---- Recorded data

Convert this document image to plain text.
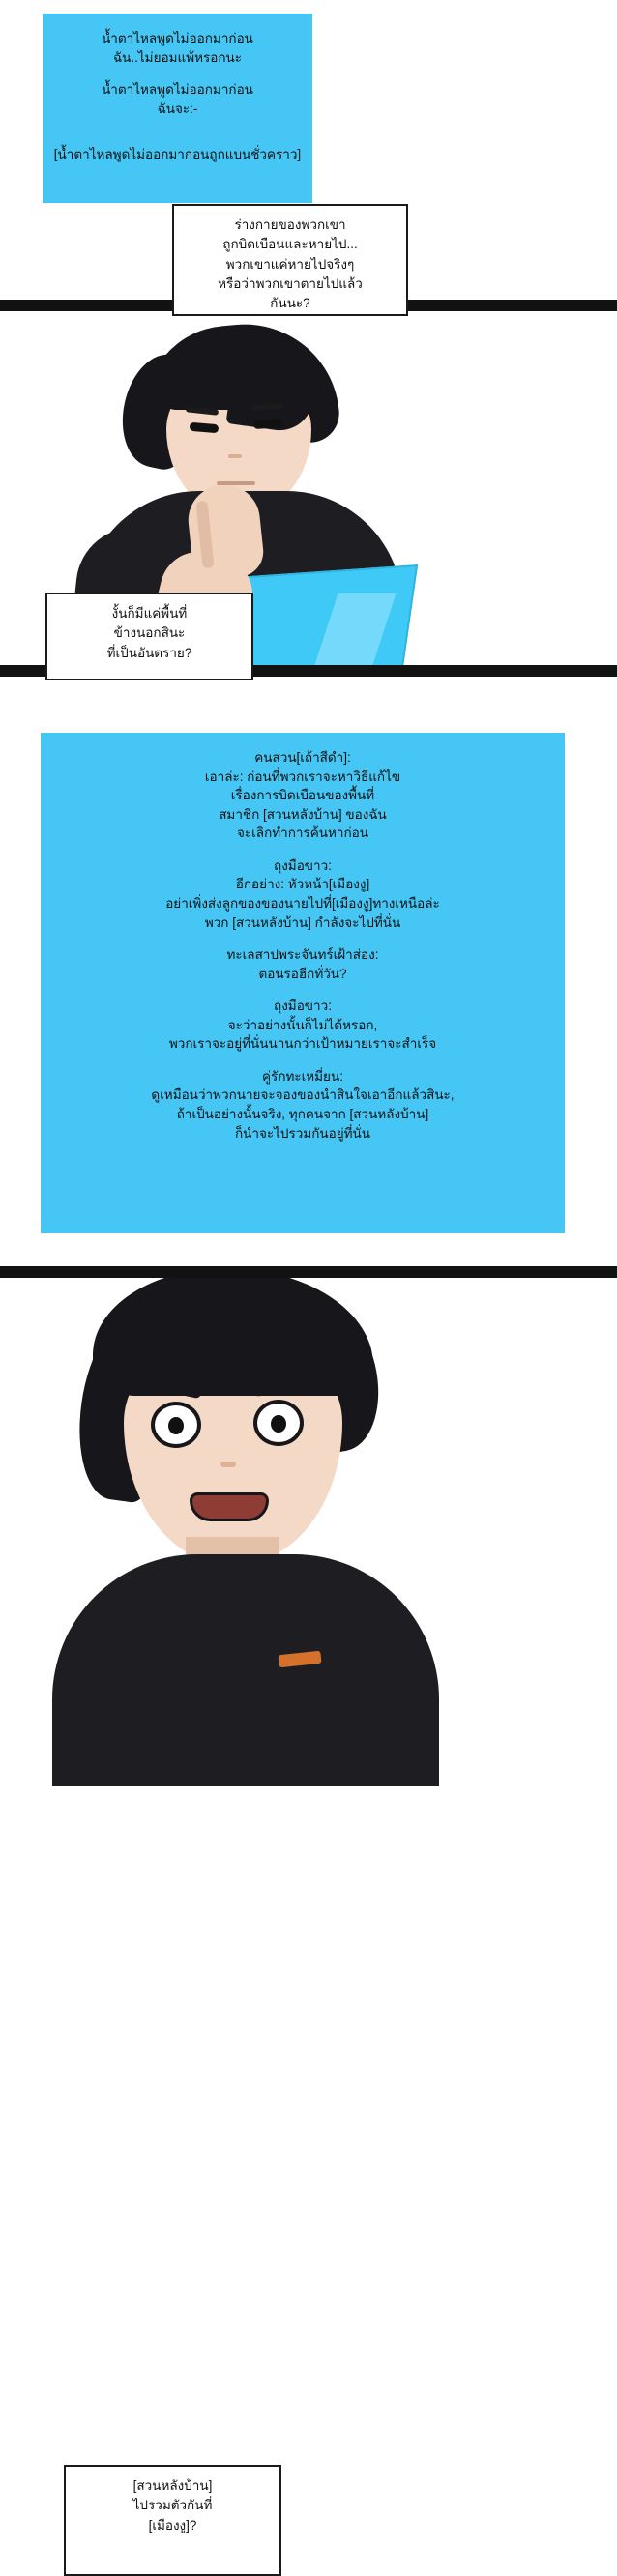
น้ำตาไหลพูดไม่ออกมาก่อน
ฉัน..ไม่ยอมแพ้หรอกนะ
น้ำตาไหลพูดไม่ออกมาก่อน
ฉันจะ:-
[น้ำตาไหลพูดไม่ออกมาก่อนถูกแบนชั่วคราว]
ร่างกายของพวกเขา
ถูกบิดเบือนและหายไป...
พวกเขาแค่หายไปจริงๆ
หรือว่าพวกเขาตายไปแล้ว
กันนะ?
งั้นก็มีแค่พื้นที่
ข้างนอกสินะ
ที่เป็นอันตราย?
คนสวน[เถ้าสีดำ]:
เอาล่ะ: ก่อนที่พวกเราจะหาวิธีแก้ไข
เรื่องการบิดเบือนของพื้นที่
สมาชิก [สวนหลังบ้าน] ของฉัน
จะเลิกทำการค้นหาก่อน
ถุงมือขาว:
อีกอย่าง: หัวหน้า[เมืองงู]
อย่าเพิ่งส่งลูกของของนายไปที่[เมืองงู]ทางเหนือล่ะ
พวก [สวนหลังบ้าน] กำลังจะไปที่นั่น
ทะเลสาปพระจันทร์เฝ้าส่อง:
ตอนรอฮีกทั่วัน?
ถุงมือขาว:
จะว่าอย่างนั้นก็ไม่ได้หรอก,
พวกเราจะอยู่ที่นั่นนานกว่าเป้าหมายเราจะสำเร็จ
คู่รักทะเหมี่ยน:
ดูเหมือนว่าพวกนายจะจองของนำสินใจเอาอีกแล้วสินะ,
ถ้าเป็นอย่างนั้นจริง, ทุกคนจาก [สวนหลังบ้าน]
ก็นำจะไปรวมกันอยู่ที่นั่น
[สวนหลังบ้าน]
ไปรวมตัวกันที่
[เมืองงู]?
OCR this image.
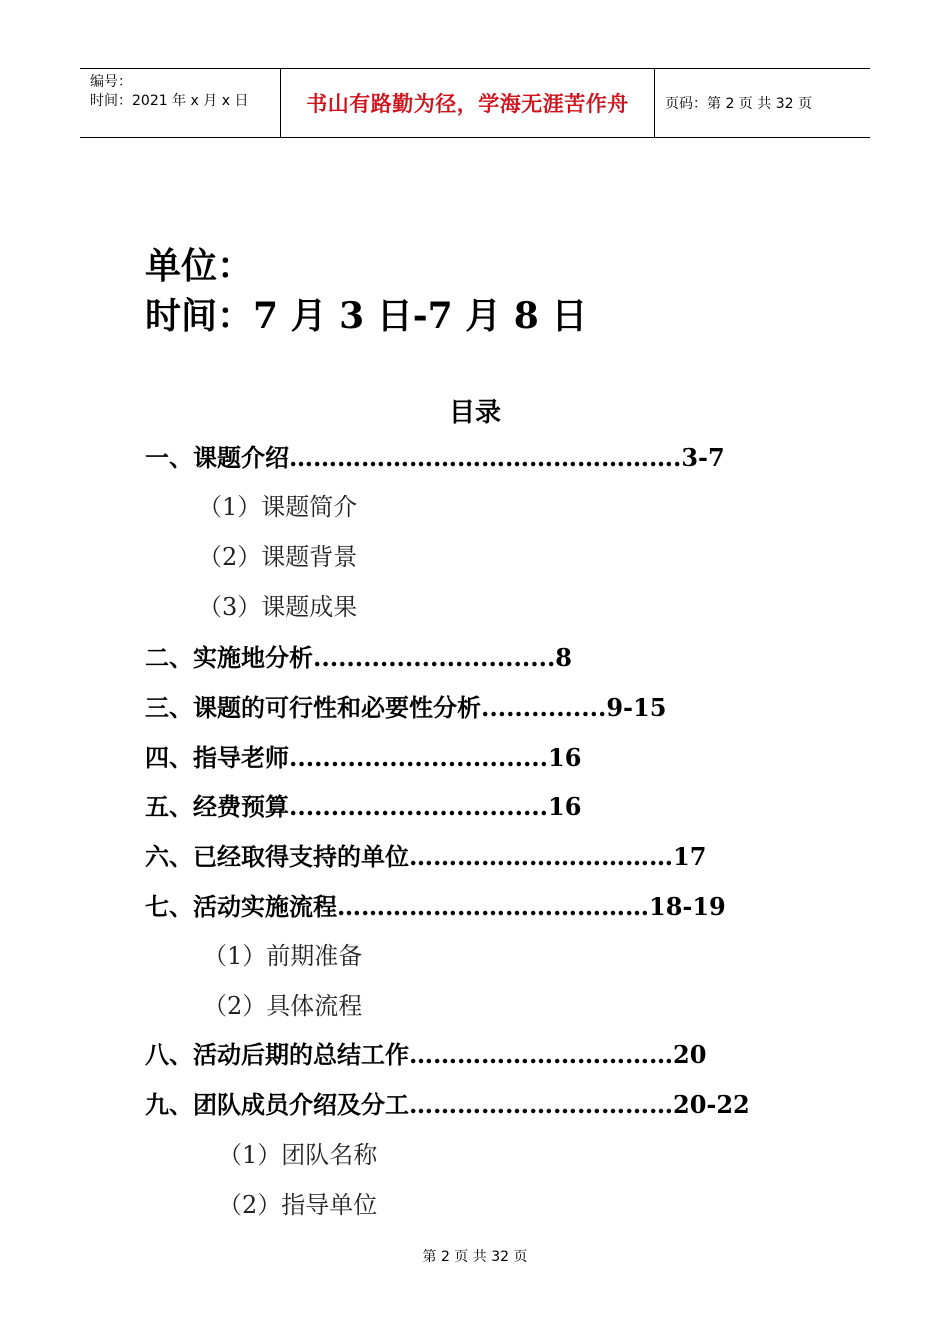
编号：
时间：2021 年 x 月 x 日	书山有路勤为径，学海无涯苦作舟	页码：第 2 页 共 32 页
单位：
时间：7 月 3 日-7 月 8 日
目录
一、课题介绍………………………………………….3-7
（1）课题简介
（2）课题背景
（3）课题成果
二、实施地分析.............................8
三、课题的可行性和必要性分析...............9-15
四、指导老师...............................16
五、经费预算...............................16
六、已经取得支持的单位……………………………17
七、活动实施流程…………………………………18-19
（1）前期准备
（2）具体流程
八、活动后期的总结工作……………………………20
九、团队成员介绍及分工……………………………20-22
（1）团队名称
（2）指导单位
第 2 页 共 32 页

--------

**Work to do:**
Which lines above contain the word "image"? Copy each of them.

**Answer to the problem:**
Convert this document image to plain text.
OCR this image.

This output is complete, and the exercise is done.